# Stated exercise
Among the records below, find each line that includes the string "reviewed" and copy it.
******************************
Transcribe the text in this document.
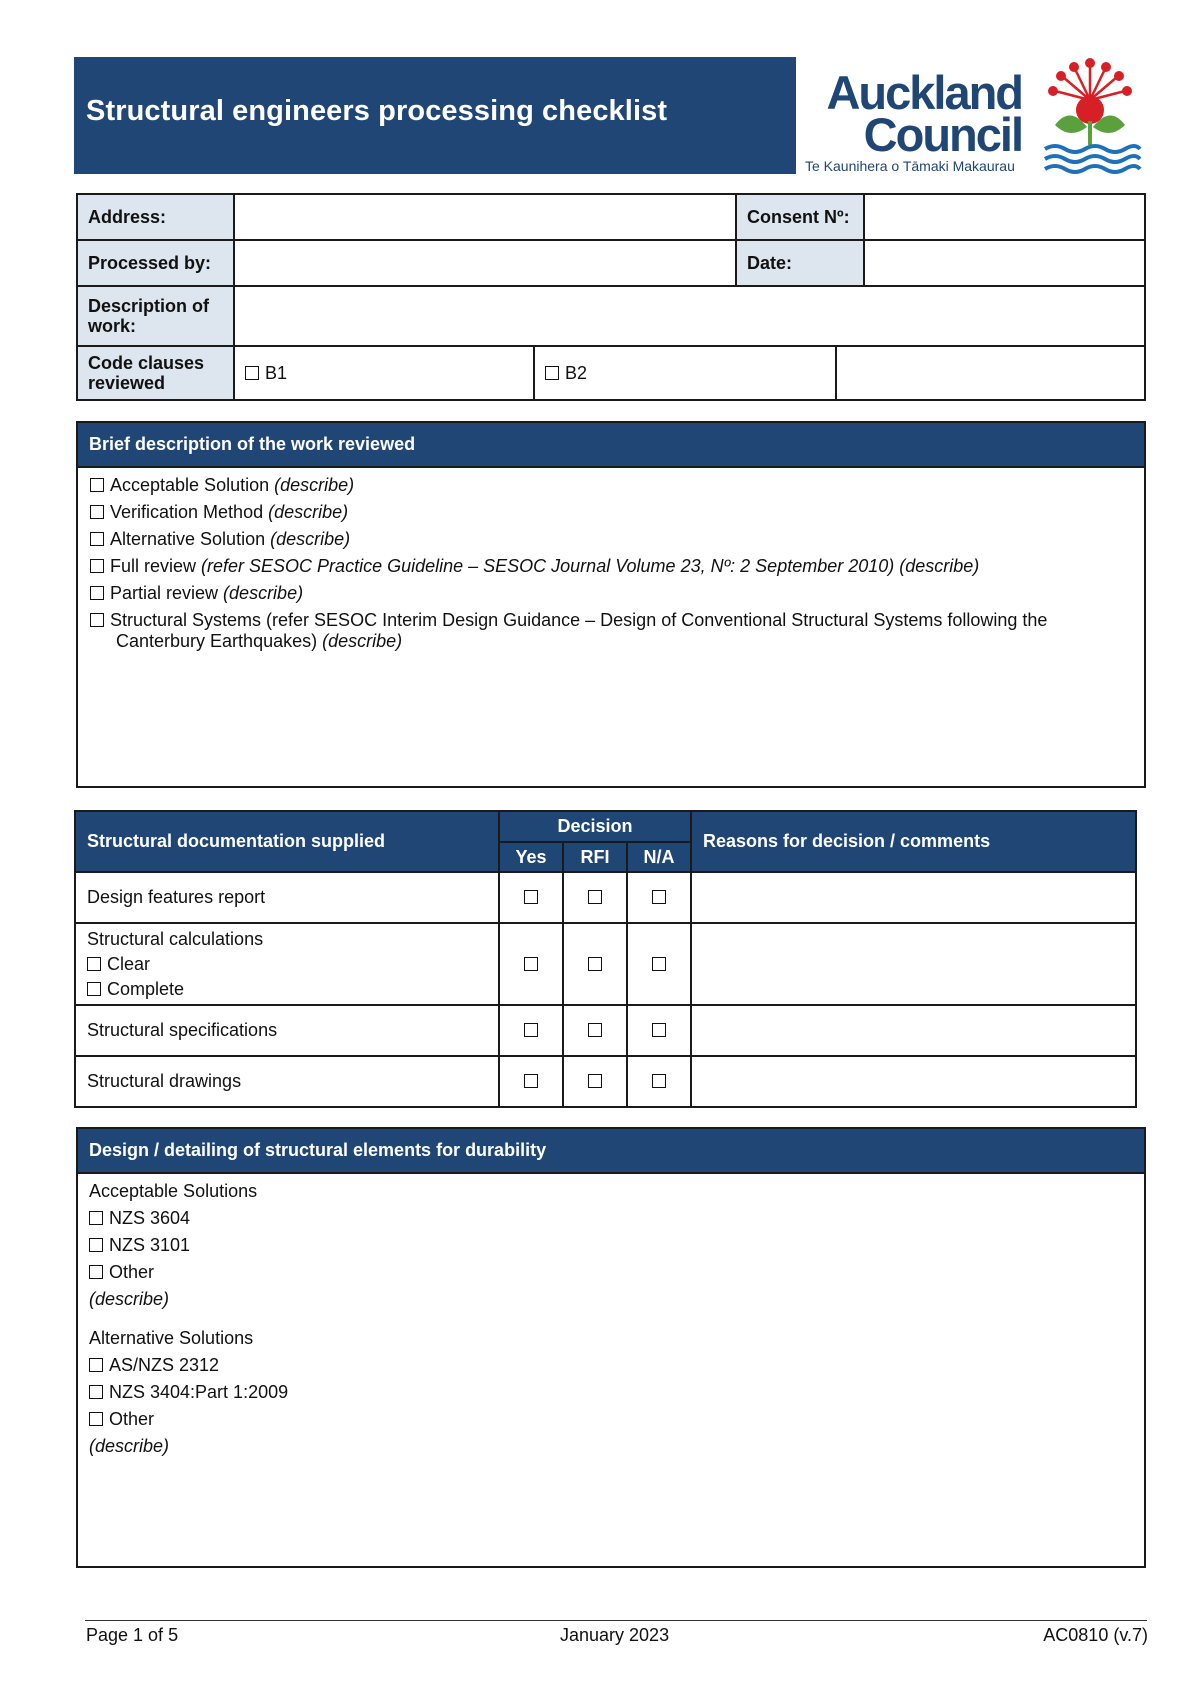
Structural engineers processing checklist	Auckland
Council
Te Kaunihera o Tāmaki Makaurau
Address:		Consent Nº:	
Processed by:		Date:	
Description of work:	
Code clauses reviewed	B1	B2	
Brief description of the work reviewed
Acceptable Solution (describe)
Verification Method (describe)
Alternative Solution (describe)
Full review (refer SESOC Practice Guideline – SESOC Journal Volume 23, Nº: 2 September 2010) (describe)
Partial review (describe)
Structural Systems (refer SESOC Interim Design Guidance – Design of Conventional Structural Systems following the
Canterbury Earthquakes) (describe)
Structural documentation supplied	Decision			Reasons for decision / comments
	Yes	RFI	N/A	
Design features report				

Structural calculations
Clear
Complete				

Structural specifications				
Structural drawings				
Design / detailing of structural elements for durability
Acceptable Solutions
NZS 3604
NZS 3101
Other
(describe)
Alternative Solutions
AS/NZS 2312
NZS 3404:Part 1:2009
Other
(describe)
Page 1 of 5	January 2023	AC0810 (v.7)
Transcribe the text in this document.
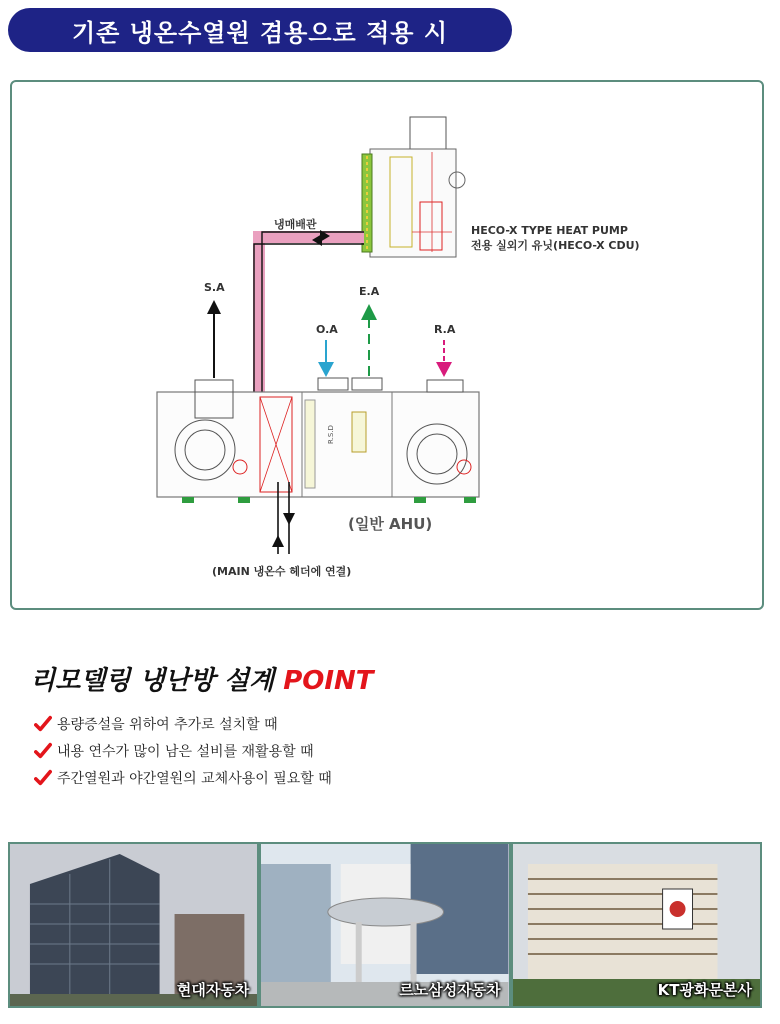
기존 냉온수열원 겸용으로 적용 시
HECO-X TYPE HEAT PUMP
전용 실외기 유닛(HECO-X CDU)
냉매배관
R.S.D
S.A	E.A
O.A	R.A
(일반 AHU)
(MAIN 냉온수 헤더에 연결)
리모델링 냉난방 설계 POINT
용량증설을 위하여 추가로 설치할 때
내용 연수가 많이 남은 설비를 재활용할 때
주간열원과 야간열원의 교체사용이 필요할 때
현대자동차	르노삼성자동차	KT광화문본사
******************************
# Result below
Code clauses reviewed	B1	B2	
Brief description of the work reviewed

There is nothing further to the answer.